▶ **Given exercise**:
Write out the material exactly. Do not include the pictures.

▶ **Dataset records**:
>> Start
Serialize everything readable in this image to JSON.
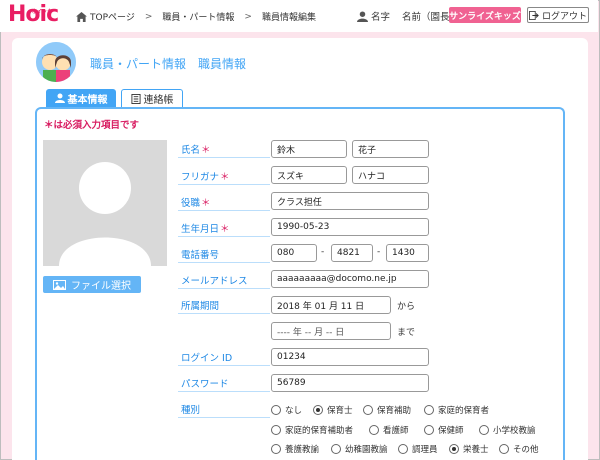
{
  "app": {
    "logo": "Hoic",
    "logo_small": "ホイック"
  },
  "breadcrumb": [
    "TOPページ",
    "職員・パート情報",
    "職員情報編集"
  ],
  "header": {
    "user_label": "名字",
    "user_name": "名前（園長）",
    "school_button": "サンライズキッズ",
    "logout_button": "ログアウト"
  },
  "page": {
    "title": "職員・パート情報　職員情報",
    "tabs": [
      {
        "label": "基本情報",
        "active": true,
        "icon": "person-icon"
      },
      {
        "label": "連絡帳",
        "active": false,
        "icon": "notebook-icon"
      }
    ],
    "required_note": "＊は必須入力項目です",
    "file_button": "ファイル選択"
  },
  "form": {
    "name": {
      "label": "氏名",
      "required": "＊",
      "last": "鈴木",
      "first": "花子"
    },
    "furigana": {
      "label": "フリガナ",
      "required": "＊",
      "last": "スズキ",
      "first": "ハナコ"
    },
    "role": {
      "label": "役職",
      "required": "＊",
      "value": "クラス担任"
    },
    "birthday": {
      "label": "生年月日",
      "required": "＊",
      "value": "1990-05-23"
    },
    "phone": {
      "label": "電話番号",
      "parts": [
        "080",
        "4821",
        "1430"
      ],
      "sep": "-"
    },
    "email": {
      "label": "メールアドレス",
      "value": "aaaaaaaaa@docomo.ne.jp"
    },
    "period": {
      "label": "所属期間",
      "from": "2018 年 01 月 11 日",
      "from_suffix": "から",
      "to": "---- 年 -- 月 -- 日",
      "to_suffix": "まで"
    },
    "login_id": {
      "label": "ログイン ID",
      "value": "01234"
    },
    "password": {
      "label": "パスワード",
      "value": "56789"
    },
    "type": {
      "label": "種別",
      "options": [
        "なし",
        "保育士",
        "保育補助",
        "家庭的保育者",
        "家庭的保育補助者",
        "看護師",
        "保健師",
        "小学校教諭",
        "養護教諭",
        "幼稚園教諭",
        "調理員",
        "栄養士",
        "その他"
      ],
      "selected": [
        "保育士",
        "栄養士"
      ]
    }
  },
  "colors": {
    "accent": "#42a5f5",
    "pink": "#f06292",
    "required": "#d81b60"
  }
}
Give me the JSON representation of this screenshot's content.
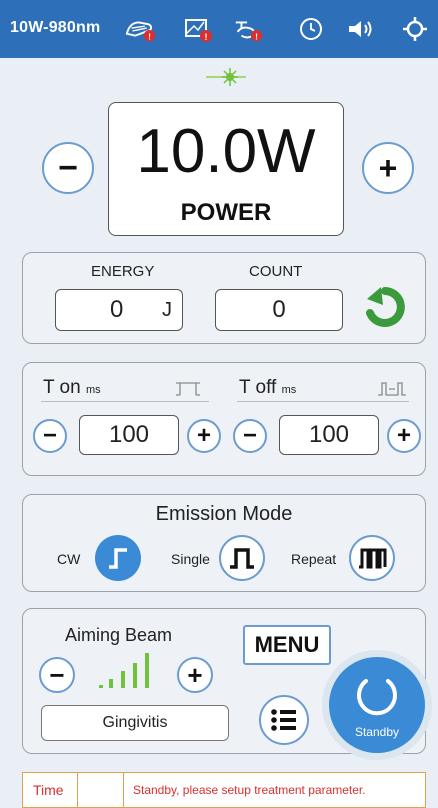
{
  "header": {
    "model": "10W-980nm",
    "icons": [
      "footswitch-alert-icon",
      "fiber-alert-icon",
      "interlock-alert-icon",
      "clock-icon",
      "speaker-icon",
      "settings-icon"
    ]
  },
  "power": {
    "value": "10.0W",
    "label": "POWER",
    "minus": "−",
    "plus": "+"
  },
  "energy": {
    "label": "ENERGY",
    "value": "0",
    "unit": "J"
  },
  "count": {
    "label": "COUNT",
    "value": "0"
  },
  "timing": {
    "ton_label": "T on",
    "ton_unit": "ms",
    "ton_value": "100",
    "toff_label": "T off",
    "toff_unit": "ms",
    "toff_value": "100",
    "minus": "−",
    "plus": "+"
  },
  "emission": {
    "title": "Emission Mode",
    "modes": [
      "CW",
      "Single",
      "Repeat"
    ],
    "selected": "CW"
  },
  "aiming": {
    "title": "Aiming Beam",
    "minus": "−",
    "plus": "+",
    "level": 5,
    "max_level": 5
  },
  "menu_label": "MENU",
  "procedure": "Gingivitis",
  "standby_label": "Standby",
  "status": {
    "time_label": "Time",
    "time_value": "",
    "message": "Standby, please setup treatment parameter."
  },
  "colors": {
    "header": "#2d6fb8",
    "accent": "#3a8ad6",
    "alert": "#d9302f",
    "ok": "#3b9a3b",
    "bar": "#6fc23a"
  }
}
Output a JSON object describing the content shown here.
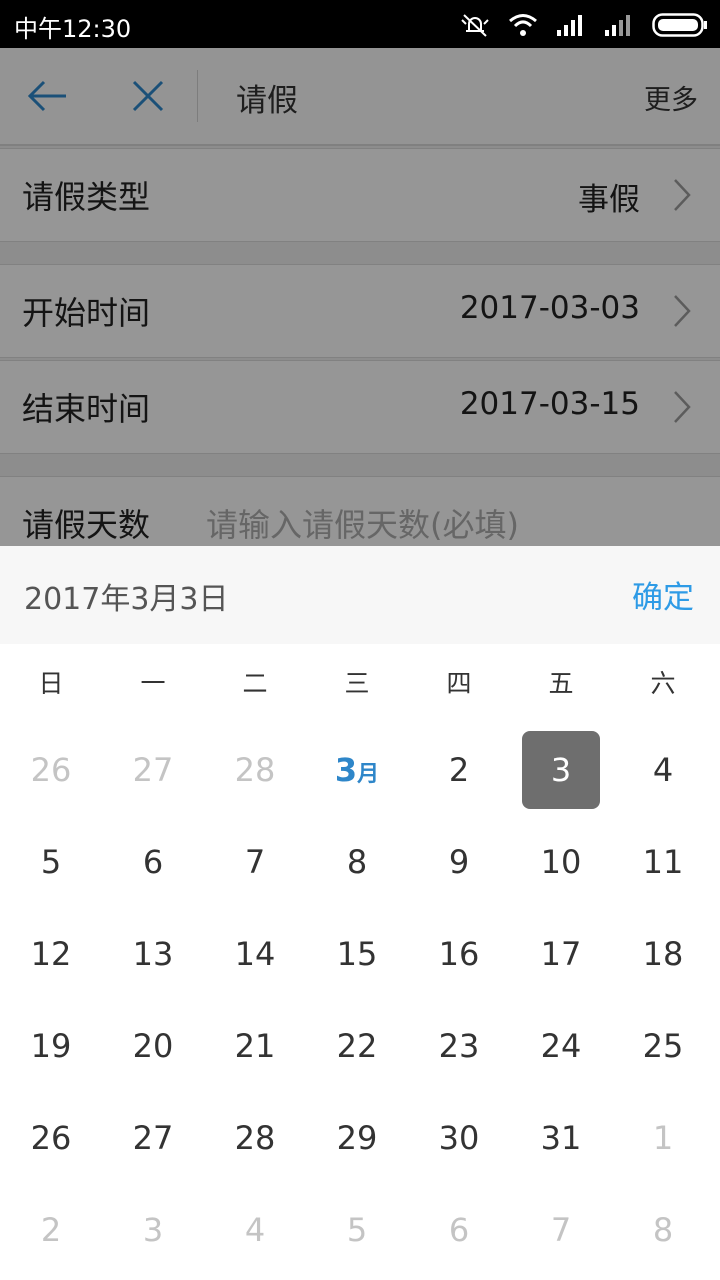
>> End
▶ **Task solution**:
Serialize everything readable in this image to JSON.
{
  "app": {
    "logo": "Hoic",
    "logo_small": "ホイック"
  },
  "breadcrumb": [
    "TOPページ",
    "職員・パート情報",
    "職員情報編集"
  ],
  "header": {
    "user_label": "名字",
    "user_name": "名前（園長）",
    "school_button": "サンライズキッズ",
    "logout_button": "ログアウト"
  },
  "page": {
    "title": "職員・パート情報　職員情報",
    "tabs": [
      {
        "label": "基本情報",
        "active": true,
        "icon": "person-icon"
      },
      {
        "label": "連絡帳",
        "active": false,
        "icon": "notebook-icon"
      }
    ],
    "required_note": "＊は必須入力項目です",
    "file_button": "ファイル選択"
  },
  "form": {
    "name": {
      "label": "氏名",
      "required": "＊",
      "last": "鈴木",
      "first": "花子"
    },
    "furigana": {
      "label": "フリガナ",
      "required": "＊",
      "last": "スズキ",
      "first": "ハナコ"
    },
    "role": {
      "label": "役職",
      "required": "＊",
      "value": "クラス担任"
    },
    "birthday": {
      "label": "生年月日",
      "required": "＊",
      "value": "1990-05-23"
    },
    "phone": {
      "label": "電話番号",
      "parts": [
        "080",
        "4821",
        "1430"
      ],
      "sep": "-"
    },
    "email": {
      "label": "メールアドレス",
      "value": "aaaaaaaaa@docomo.ne.jp"
    },
    "period": {
      "label": "所属期間",
      "from": "2018 年 01 月 11 日",
      "from_suffix": "から",
      "to": "---- 年 -- 月 -- 日",
      "to_suffix": "まで"
    },
    "login_id": {
      "label": "ログイン ID",
      "value": "01234"
    },
    "password": {
      "label": "パスワード",
      "value": "56789"
    },
    "type": {
      "label": "種別",
      "options": [
        "なし",
        "保育士",
        "保育補助",
        "家庭的保育者",
        "家庭的保育補助者",
        "看護師",
        "保健師",
        "小学校教諭",
        "養護教諭",
        "幼稚園教諭",
        "調理員",
        "栄養士",
        "その他"
      ],
      "selected": [
        "保育士",
        "栄養士"
      ]
    }
  },
  "colors": {
    "accent": "#42a5f5",
    "pink": "#f06292",
    "required": "#d81b60"
  }
}
Give me the JSON representation of this screenshot's content.
{
  "header": {
    "model": "10W-980nm",
    "icons": [
      "footswitch-alert-icon",
      "fiber-alert-icon",
      "interlock-alert-icon",
      "clock-icon",
      "speaker-icon",
      "settings-icon"
    ]
  },
  "power": {
    "value": "10.0W",
    "label": "POWER",
    "minus": "−",
    "plus": "+"
  },
  "energy": {
    "label": "ENERGY",
    "value": "0",
    "unit": "J"
  },
  "count": {
    "label": "COUNT",
    "value": "0"
  },
  "timing": {
    "ton_label": "T on",
    "ton_unit": "ms",
    "ton_value": "100",
    "toff_label": "T off",
    "toff_unit": "ms",
    "toff_value": "100",
    "minus": "−",
    "plus": "+"
  },
  "emission": {
    "title": "Emission Mode",
    "modes": [
      "CW",
      "Single",
      "Repeat"
    ],
    "selected": "CW"
  },
  "aiming": {
    "title": "Aiming Beam",
    "minus": "−",
    "plus": "+",
    "level": 5,
    "max_level": 5
  },
  "menu_label": "MENU",
  "procedure": "Gingivitis",
  "standby_label": "Standby",
  "status": {
    "time_label": "Time",
    "time_value": "",
    "message": "Standby, please setup treatment parameter."
  },
  "colors": {
    "header": "#2d6fb8",
    "accent": "#3a8ad6",
    "alert": "#d9302f",
    "ok": "#3b9a3b",
    "bar": "#6fc23a"
  }
}
Output a JSON object describing the content shown here.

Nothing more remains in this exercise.